Figure content listings:
----

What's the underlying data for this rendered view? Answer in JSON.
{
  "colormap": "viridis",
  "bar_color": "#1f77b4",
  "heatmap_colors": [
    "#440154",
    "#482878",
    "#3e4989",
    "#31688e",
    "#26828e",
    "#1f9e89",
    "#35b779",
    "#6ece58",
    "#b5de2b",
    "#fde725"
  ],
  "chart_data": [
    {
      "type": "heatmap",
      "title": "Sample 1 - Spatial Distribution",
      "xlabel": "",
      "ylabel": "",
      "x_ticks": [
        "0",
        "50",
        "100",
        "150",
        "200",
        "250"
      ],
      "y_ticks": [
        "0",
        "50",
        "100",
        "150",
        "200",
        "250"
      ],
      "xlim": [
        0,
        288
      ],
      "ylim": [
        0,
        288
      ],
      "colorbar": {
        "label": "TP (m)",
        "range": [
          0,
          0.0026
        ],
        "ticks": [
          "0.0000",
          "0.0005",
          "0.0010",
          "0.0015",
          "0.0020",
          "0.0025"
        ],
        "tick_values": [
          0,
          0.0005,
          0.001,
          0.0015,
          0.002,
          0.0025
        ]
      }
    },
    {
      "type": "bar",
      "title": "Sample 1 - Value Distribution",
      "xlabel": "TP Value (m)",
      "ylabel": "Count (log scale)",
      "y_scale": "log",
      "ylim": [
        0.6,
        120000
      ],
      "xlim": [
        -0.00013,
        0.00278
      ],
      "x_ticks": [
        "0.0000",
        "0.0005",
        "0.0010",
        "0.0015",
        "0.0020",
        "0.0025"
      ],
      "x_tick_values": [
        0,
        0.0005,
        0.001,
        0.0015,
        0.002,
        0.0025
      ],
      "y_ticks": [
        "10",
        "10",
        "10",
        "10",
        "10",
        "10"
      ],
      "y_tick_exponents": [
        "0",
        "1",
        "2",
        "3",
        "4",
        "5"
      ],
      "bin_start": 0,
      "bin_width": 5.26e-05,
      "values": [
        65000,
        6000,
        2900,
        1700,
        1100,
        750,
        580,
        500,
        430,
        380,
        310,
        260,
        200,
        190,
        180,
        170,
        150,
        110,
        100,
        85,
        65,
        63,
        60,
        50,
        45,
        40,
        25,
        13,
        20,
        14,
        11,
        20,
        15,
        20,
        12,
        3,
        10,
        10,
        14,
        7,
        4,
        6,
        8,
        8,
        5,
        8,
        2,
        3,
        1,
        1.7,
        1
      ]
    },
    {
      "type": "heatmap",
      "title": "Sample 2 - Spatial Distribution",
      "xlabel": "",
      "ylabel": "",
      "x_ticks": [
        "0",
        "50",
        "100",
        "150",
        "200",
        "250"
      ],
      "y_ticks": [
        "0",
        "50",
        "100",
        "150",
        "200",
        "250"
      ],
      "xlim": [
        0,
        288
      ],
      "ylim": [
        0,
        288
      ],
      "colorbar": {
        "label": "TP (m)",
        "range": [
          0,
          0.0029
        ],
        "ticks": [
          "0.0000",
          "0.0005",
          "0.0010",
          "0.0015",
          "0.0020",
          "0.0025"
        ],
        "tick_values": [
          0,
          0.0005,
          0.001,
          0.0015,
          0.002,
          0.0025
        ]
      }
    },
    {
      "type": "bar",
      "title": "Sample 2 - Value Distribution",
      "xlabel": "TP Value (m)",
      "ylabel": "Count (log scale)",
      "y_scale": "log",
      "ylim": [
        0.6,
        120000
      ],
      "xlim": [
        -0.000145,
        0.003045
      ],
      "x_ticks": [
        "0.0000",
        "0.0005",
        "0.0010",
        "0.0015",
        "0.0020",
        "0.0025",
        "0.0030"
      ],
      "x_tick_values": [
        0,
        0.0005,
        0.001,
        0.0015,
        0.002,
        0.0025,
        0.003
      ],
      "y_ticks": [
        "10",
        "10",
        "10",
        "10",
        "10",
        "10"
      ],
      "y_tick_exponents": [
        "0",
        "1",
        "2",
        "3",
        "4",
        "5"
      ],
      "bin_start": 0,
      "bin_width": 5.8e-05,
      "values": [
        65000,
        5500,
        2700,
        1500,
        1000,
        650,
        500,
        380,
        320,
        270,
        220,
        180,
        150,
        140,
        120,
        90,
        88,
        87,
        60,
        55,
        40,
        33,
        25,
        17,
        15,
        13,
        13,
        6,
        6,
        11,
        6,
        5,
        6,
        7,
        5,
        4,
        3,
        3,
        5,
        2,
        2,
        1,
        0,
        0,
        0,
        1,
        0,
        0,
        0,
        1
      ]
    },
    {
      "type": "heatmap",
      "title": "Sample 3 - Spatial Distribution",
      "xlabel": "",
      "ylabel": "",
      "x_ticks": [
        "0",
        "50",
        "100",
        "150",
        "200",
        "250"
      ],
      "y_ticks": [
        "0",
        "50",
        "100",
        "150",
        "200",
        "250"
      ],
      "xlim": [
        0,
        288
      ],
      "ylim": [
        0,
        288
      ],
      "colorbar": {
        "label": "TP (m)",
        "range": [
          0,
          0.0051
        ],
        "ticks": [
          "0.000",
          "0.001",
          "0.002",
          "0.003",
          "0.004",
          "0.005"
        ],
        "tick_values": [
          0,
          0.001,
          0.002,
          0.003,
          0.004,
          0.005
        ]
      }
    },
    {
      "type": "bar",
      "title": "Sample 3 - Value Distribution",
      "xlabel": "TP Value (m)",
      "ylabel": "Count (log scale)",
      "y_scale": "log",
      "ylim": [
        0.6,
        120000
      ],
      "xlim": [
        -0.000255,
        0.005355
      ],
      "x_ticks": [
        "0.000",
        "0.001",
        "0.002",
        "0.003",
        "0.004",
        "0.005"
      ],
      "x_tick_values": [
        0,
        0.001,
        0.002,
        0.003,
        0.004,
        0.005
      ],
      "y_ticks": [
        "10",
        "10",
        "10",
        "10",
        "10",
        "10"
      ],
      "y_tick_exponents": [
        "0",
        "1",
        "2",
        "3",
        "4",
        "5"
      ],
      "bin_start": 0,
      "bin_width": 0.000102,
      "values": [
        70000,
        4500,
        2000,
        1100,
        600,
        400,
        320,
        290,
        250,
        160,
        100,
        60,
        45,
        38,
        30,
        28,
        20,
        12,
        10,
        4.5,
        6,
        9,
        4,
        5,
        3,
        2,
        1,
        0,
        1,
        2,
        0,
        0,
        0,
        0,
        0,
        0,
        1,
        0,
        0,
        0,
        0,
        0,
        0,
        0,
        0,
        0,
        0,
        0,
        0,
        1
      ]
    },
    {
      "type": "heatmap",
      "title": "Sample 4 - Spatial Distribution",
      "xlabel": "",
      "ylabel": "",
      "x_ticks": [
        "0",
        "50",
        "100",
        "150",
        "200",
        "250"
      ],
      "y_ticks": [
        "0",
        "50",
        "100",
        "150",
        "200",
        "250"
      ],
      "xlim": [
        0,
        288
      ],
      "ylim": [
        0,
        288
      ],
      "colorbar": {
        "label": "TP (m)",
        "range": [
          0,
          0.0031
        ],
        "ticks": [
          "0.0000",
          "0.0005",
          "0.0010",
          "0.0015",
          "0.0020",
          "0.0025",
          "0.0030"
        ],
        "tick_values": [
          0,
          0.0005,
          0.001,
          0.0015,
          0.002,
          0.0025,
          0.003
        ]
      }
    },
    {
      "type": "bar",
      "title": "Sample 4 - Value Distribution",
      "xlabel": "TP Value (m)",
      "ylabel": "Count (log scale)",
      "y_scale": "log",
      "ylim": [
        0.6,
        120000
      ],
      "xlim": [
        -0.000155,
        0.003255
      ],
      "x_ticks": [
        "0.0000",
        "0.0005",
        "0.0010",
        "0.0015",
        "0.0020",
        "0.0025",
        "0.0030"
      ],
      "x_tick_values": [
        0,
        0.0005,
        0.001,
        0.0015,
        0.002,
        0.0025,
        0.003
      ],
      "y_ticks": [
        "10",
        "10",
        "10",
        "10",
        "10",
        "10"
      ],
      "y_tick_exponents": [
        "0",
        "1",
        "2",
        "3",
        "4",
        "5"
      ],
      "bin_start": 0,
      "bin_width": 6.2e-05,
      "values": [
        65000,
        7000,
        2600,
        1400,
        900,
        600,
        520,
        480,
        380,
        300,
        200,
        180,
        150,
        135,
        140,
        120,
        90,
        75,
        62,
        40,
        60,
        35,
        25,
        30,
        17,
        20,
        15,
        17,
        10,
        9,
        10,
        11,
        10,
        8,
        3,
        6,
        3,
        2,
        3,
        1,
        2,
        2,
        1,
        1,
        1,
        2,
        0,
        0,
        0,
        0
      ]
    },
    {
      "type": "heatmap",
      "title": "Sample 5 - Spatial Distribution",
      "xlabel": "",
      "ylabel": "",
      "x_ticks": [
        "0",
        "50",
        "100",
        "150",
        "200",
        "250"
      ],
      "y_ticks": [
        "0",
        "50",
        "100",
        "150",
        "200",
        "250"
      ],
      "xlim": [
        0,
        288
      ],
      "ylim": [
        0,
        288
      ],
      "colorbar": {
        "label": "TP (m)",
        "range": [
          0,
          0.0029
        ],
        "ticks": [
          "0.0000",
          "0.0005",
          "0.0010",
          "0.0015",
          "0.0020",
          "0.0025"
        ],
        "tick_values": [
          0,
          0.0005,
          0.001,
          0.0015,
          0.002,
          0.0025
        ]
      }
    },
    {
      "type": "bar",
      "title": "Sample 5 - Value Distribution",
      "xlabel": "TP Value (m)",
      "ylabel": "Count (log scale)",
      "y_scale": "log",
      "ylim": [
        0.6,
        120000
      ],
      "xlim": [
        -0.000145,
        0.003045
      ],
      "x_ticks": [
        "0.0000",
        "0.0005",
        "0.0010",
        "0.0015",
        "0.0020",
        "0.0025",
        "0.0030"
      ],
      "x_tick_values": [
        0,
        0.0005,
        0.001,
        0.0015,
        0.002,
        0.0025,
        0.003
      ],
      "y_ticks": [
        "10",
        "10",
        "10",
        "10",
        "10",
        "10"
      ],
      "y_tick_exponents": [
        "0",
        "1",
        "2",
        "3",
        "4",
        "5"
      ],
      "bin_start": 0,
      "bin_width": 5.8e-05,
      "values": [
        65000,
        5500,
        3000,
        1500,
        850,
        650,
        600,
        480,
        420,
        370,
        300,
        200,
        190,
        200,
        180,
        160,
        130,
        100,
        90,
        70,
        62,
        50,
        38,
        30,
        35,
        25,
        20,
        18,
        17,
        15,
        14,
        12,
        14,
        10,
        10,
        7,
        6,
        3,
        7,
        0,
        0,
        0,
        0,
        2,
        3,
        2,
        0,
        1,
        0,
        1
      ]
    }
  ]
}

----

> WRITTEN INSTRUCTION
All lines holding the word "Distribution" should be picked out and copied.

> OUTPUT
      "title": "Sample 1 - Spatial Distribution",
      "title": "Sample 1 - Value Distribution",
      "title": "Sample 2 - Spatial Distribution",
      "title": "Sample 2 - Value Distribution",
      "title": "Sample 3 - Spatial Distribution",
      "title": "Sample 3 - Value Distribution",
      "title": "Sample 4 - Spatial Distribution",
      "title": "Sample 4 - Value Distribution",
      "title": "Sample 5 - Spatial Distribution",
      "title": "Sample 5 - Value Distribution",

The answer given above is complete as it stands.